(Task directions) Reproduce the data below from its very first line through the line that contains "plot-area: [75, 9, 597, 307]", keeping every character the same.

____________

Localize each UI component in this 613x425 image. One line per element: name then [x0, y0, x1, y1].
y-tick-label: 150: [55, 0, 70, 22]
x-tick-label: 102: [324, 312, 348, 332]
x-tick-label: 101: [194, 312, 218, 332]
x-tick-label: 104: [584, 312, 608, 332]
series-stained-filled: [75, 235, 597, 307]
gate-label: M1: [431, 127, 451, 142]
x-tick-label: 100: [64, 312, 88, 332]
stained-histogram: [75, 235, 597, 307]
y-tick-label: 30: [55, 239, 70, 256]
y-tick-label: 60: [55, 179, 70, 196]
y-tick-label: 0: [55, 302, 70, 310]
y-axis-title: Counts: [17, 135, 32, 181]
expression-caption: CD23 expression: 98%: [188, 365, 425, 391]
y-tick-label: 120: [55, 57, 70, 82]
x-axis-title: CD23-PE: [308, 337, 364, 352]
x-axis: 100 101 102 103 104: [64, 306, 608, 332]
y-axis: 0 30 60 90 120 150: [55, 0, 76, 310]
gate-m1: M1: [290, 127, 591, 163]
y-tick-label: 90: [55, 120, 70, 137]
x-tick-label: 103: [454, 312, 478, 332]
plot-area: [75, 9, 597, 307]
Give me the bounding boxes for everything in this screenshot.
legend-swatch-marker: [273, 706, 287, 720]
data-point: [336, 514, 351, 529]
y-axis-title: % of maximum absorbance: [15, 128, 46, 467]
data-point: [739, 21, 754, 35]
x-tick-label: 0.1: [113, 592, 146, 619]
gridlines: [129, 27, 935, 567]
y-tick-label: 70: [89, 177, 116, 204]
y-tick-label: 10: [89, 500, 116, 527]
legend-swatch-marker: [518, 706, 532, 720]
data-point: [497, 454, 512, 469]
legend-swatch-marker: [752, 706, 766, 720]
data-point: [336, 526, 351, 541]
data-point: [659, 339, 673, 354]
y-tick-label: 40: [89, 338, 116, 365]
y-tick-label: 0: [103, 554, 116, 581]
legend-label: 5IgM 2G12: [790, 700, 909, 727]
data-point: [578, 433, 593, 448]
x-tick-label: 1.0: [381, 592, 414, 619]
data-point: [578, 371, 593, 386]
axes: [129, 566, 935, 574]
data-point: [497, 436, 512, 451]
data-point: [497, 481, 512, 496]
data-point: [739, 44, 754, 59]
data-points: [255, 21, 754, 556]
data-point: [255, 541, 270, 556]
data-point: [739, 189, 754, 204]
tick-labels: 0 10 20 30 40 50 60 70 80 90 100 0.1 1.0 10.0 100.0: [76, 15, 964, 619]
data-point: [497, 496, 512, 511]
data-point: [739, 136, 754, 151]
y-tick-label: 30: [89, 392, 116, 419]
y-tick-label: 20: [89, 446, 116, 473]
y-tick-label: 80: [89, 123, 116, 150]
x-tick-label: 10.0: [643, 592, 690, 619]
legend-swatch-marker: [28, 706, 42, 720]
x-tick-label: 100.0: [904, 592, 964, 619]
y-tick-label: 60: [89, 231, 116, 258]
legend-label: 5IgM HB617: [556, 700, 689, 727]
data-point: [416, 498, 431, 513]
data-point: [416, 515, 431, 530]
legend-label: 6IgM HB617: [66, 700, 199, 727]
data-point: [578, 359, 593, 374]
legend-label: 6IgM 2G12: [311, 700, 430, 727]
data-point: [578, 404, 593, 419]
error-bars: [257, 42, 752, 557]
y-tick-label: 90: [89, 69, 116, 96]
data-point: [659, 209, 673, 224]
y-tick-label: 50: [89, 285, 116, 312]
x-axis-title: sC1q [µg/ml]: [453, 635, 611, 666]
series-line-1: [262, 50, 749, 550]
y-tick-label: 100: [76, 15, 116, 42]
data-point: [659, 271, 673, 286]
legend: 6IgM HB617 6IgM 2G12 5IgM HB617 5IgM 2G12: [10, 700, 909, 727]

____________

(Final result)
Localize each UI component in this 613x425 image. One line per element: name then [x0, y0, x1, y1].
y-tick-label: 150: [55, 0, 70, 22]
x-tick-label: 102: [324, 312, 348, 332]
x-tick-label: 101: [194, 312, 218, 332]
x-tick-label: 104: [584, 312, 608, 332]
series-stained-filled: [75, 235, 597, 307]
gate-label: M1: [431, 127, 451, 142]
x-tick-label: 100: [64, 312, 88, 332]
stained-histogram: [75, 235, 597, 307]
y-tick-label: 30: [55, 239, 70, 256]
y-tick-label: 60: [55, 179, 70, 196]
y-tick-label: 0: [55, 302, 70, 310]
y-axis-title: Counts: [17, 135, 32, 181]
expression-caption: CD23 expression: 98%: [188, 365, 425, 391]
y-tick-label: 120: [55, 57, 70, 82]
x-axis-title: CD23-PE: [308, 337, 364, 352]
x-axis: 100 101 102 103 104: [64, 306, 608, 332]
y-axis: 0 30 60 90 120 150: [55, 0, 76, 310]
gate-m1: M1: [290, 127, 591, 163]
y-tick-label: 90: [55, 120, 70, 137]
x-tick-label: 103: [454, 312, 478, 332]
plot-area: [75, 9, 597, 307]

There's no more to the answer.